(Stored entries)
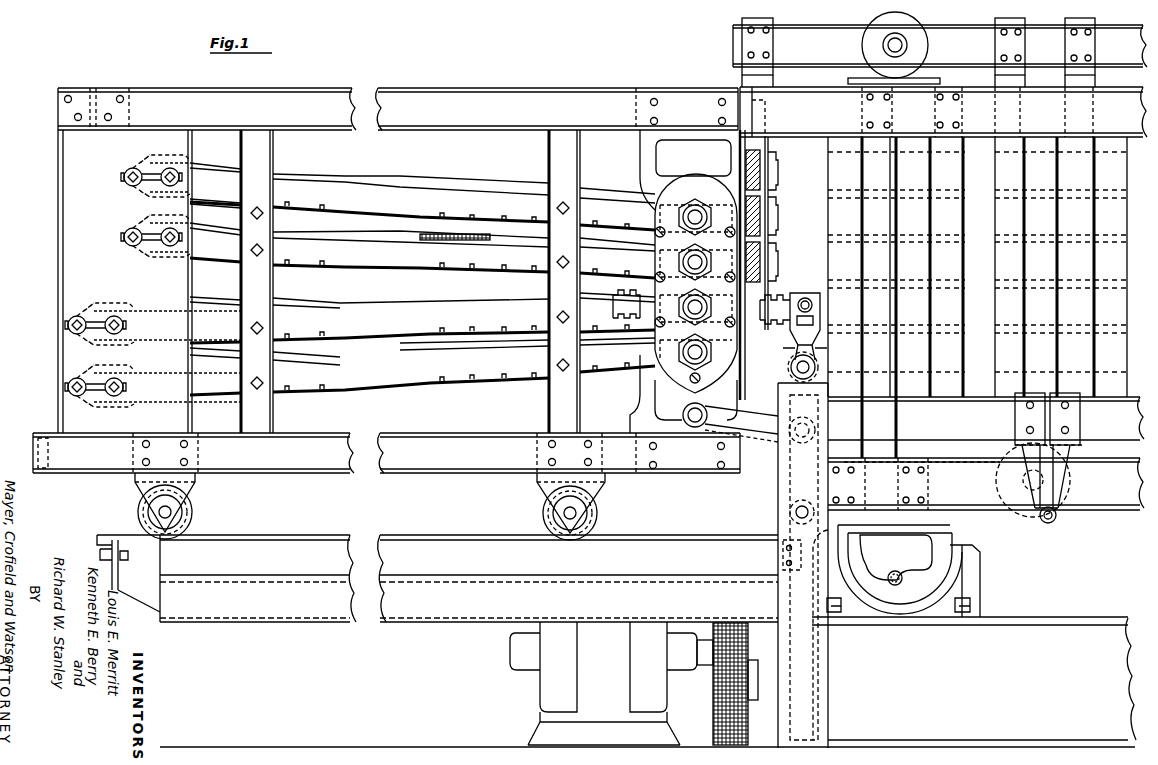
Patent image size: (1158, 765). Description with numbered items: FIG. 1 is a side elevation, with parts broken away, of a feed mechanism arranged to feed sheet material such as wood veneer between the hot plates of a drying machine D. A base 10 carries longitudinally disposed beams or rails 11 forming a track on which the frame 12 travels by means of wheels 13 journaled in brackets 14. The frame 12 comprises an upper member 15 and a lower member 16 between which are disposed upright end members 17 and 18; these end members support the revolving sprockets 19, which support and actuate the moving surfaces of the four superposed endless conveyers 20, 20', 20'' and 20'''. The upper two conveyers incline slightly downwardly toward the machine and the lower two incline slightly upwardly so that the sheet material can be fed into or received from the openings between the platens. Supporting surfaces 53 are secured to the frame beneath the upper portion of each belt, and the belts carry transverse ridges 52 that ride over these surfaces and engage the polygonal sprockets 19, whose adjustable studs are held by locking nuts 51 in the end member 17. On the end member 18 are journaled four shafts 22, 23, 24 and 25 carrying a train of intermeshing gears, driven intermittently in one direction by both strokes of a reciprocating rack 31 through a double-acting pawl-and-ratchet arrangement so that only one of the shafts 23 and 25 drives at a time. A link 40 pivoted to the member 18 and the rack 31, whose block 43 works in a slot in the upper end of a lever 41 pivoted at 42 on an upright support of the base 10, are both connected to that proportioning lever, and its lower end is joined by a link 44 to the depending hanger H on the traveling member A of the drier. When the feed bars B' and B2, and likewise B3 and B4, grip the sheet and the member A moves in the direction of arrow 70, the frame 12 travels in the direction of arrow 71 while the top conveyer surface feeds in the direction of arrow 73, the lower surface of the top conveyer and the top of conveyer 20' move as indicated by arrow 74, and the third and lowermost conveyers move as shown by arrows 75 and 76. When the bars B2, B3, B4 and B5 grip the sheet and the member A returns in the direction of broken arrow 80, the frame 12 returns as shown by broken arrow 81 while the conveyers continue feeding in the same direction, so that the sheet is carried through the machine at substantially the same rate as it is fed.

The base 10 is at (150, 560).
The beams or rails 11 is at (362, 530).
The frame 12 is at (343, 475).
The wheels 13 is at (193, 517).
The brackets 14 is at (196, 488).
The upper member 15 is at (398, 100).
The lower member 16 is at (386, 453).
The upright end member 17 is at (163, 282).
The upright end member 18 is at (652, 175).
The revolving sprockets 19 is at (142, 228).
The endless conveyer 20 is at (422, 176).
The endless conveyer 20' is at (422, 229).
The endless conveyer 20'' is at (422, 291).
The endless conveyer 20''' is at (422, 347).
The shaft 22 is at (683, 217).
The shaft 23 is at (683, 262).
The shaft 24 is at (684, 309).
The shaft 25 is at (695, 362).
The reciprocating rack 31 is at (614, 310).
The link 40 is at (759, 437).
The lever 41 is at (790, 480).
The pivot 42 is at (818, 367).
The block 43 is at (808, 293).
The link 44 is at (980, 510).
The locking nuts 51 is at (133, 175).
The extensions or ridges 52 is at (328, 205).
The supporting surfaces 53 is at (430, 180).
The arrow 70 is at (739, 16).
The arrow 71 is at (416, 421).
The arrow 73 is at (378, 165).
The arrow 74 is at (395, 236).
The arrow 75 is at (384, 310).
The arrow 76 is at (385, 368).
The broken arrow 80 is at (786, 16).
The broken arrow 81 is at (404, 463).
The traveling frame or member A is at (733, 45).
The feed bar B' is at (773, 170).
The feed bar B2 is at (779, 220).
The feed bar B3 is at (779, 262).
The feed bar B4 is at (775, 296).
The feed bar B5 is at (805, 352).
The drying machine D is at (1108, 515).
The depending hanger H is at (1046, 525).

==

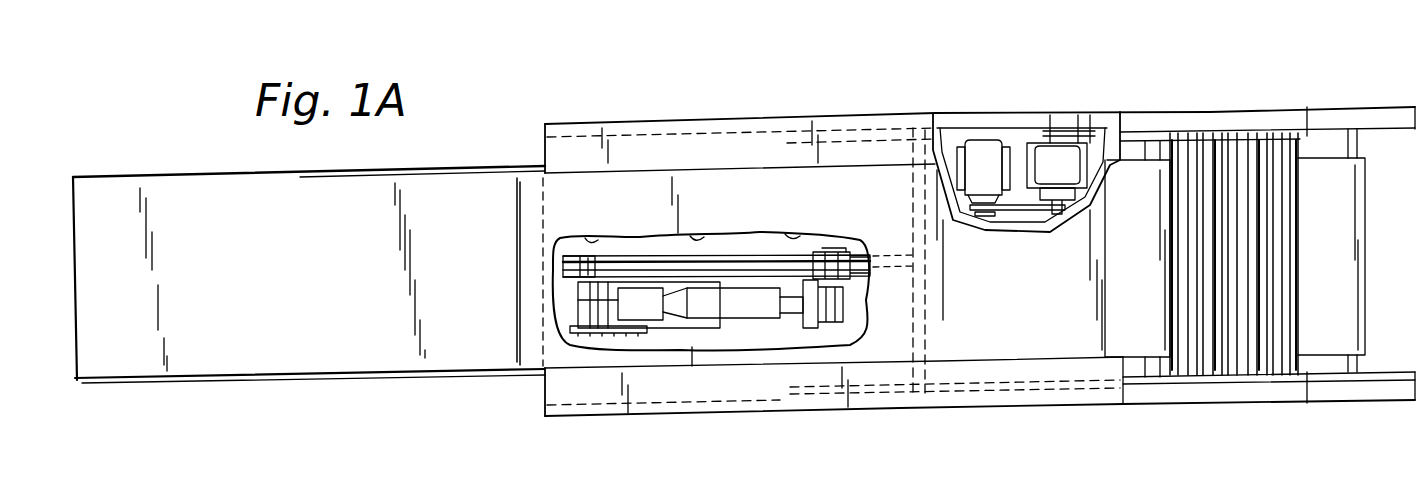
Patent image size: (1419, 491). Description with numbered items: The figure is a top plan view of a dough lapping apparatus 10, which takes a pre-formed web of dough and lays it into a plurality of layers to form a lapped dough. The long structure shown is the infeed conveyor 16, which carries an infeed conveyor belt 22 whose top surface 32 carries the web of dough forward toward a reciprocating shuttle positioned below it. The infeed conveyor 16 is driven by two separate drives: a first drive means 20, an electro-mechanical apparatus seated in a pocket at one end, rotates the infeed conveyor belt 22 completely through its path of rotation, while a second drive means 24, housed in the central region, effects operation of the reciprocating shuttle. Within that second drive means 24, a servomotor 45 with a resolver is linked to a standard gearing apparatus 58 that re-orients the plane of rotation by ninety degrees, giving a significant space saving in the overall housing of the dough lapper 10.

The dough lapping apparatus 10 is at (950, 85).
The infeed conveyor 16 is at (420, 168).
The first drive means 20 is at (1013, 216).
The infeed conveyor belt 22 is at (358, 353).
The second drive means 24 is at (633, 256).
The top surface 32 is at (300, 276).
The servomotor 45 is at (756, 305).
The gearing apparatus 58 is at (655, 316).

...

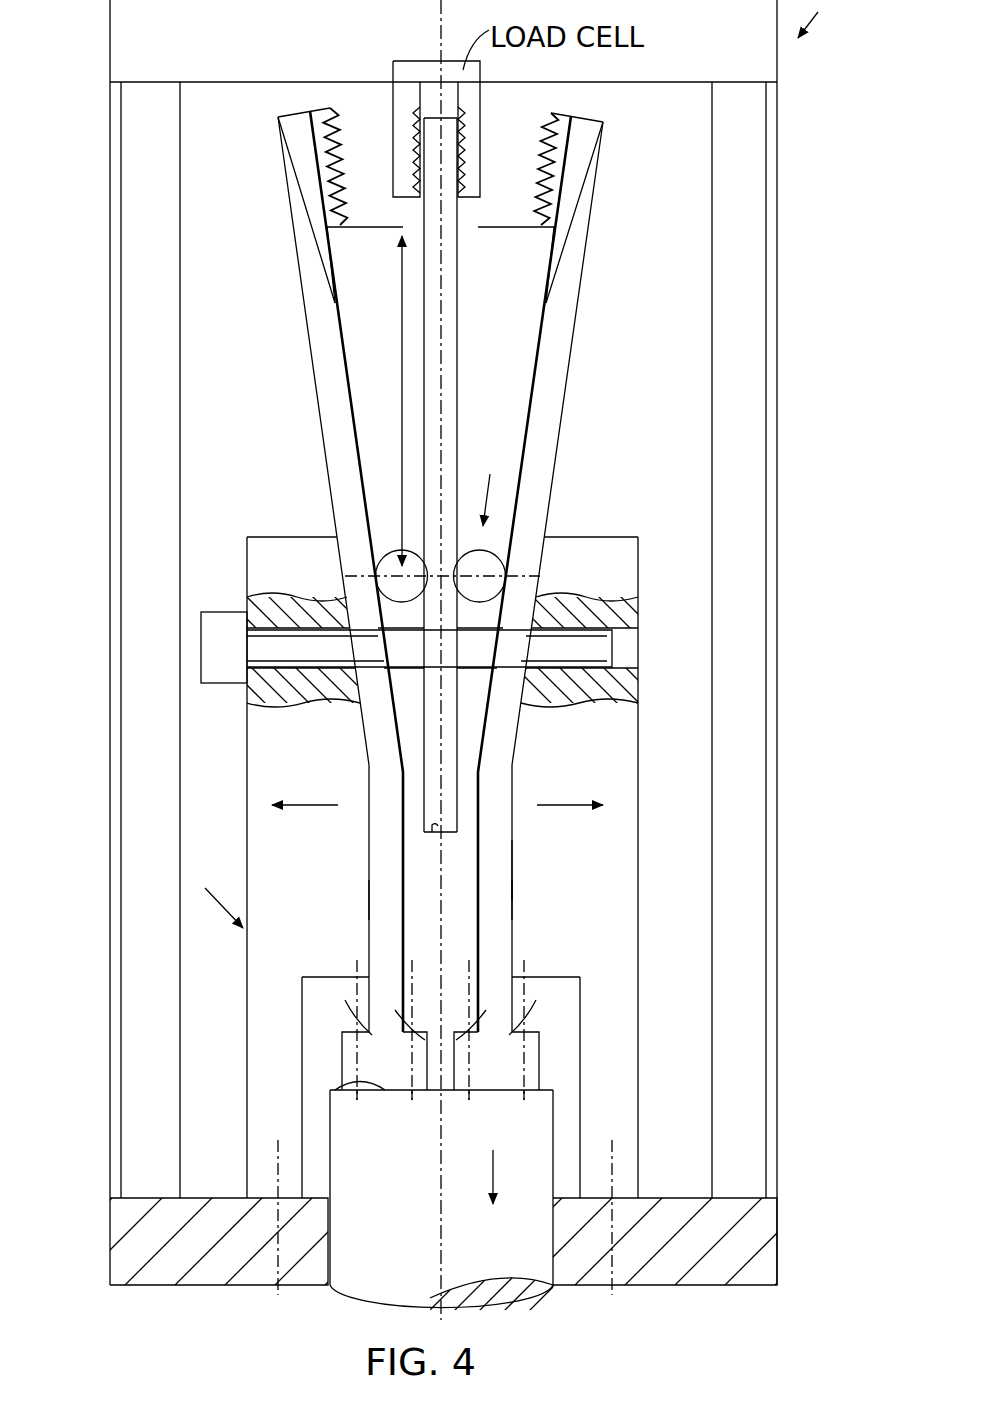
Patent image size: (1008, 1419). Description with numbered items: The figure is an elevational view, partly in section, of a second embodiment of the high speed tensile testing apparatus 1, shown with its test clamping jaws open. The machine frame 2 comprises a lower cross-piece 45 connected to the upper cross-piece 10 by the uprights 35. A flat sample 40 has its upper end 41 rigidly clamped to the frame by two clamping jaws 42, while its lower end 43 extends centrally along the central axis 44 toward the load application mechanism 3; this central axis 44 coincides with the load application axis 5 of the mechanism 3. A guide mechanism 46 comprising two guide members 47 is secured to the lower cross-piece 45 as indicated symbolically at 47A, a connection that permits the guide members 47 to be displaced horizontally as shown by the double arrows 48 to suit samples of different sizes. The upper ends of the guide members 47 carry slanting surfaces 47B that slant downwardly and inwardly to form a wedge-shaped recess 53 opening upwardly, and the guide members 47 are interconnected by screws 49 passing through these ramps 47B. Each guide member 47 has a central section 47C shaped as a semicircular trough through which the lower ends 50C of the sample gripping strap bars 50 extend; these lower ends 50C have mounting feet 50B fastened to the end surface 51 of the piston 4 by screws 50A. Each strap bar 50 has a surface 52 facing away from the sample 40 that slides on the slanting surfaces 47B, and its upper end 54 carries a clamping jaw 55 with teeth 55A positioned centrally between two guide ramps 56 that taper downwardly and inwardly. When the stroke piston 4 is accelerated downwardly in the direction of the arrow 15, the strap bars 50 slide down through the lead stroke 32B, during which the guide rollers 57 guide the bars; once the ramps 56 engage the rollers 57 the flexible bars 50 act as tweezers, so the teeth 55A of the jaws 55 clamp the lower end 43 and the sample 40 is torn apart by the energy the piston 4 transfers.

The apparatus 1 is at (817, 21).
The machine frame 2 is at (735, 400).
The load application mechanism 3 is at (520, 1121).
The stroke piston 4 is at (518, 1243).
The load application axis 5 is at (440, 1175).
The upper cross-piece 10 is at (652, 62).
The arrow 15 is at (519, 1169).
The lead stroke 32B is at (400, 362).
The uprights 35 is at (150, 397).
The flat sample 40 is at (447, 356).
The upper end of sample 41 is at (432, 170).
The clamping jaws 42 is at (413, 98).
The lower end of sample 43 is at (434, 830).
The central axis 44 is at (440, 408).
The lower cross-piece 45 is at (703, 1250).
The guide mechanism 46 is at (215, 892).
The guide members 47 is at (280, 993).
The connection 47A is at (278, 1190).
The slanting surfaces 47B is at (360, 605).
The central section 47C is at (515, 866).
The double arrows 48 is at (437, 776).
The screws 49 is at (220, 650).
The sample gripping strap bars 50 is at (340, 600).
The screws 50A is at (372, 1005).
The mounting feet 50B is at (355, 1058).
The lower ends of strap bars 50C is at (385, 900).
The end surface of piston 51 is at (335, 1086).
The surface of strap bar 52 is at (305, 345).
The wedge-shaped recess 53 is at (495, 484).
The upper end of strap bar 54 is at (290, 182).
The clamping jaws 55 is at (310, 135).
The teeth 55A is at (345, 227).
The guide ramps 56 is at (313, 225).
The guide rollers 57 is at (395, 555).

◆ TASK OBJECTIVE
Format the stretch of rows from the line containing "Patent image size: (1419, 491)." through the line containing "The gearing apparatus 58 is at (655, 316)." as a JSON list of strings. Use one string per line and leave out blank lines.

◆ CORRECT RESPONSE
[
  "Patent image size: (1419, 491). Description with numbered items: The figure is a top plan view of a dough lapping apparatus 10, which takes a pre-formed web of dough and lays it into a plurality of layers to form a lapped dough. The long structure shown is the infeed conveyor 16, which carries an infeed conveyor belt 22 whose top surface 32 carries the web of dough forward toward a reciprocating shuttle positioned below it. The infeed conveyor 16 is driven by two separate drives: a first drive means 20, an electro-mechanical apparatus seated in a pocket at one end, rotates the infeed conveyor belt 22 completely through its path of rotation, while a second drive means 24, housed in the central region, effects operation of the reciprocating shuttle. Within that second drive means 24, a servomotor 45 with a resolver is linked to a standard gearing apparatus 58 that re-orients the plane of rotation by ninety degrees, giving a significant space saving in the overall housing of the dough lapper 10.",
  "The dough lapping apparatus 10 is at (950, 85).",
  "The infeed conveyor 16 is at (420, 168).",
  "The first drive means 20 is at (1013, 216).",
  "The infeed conveyor belt 22 is at (358, 353).",
  "The second drive means 24 is at (633, 256).",
  "The top surface 32 is at (300, 276).",
  "The servomotor 45 is at (756, 305).",
  "The gearing apparatus 58 is at (655, 316)."
]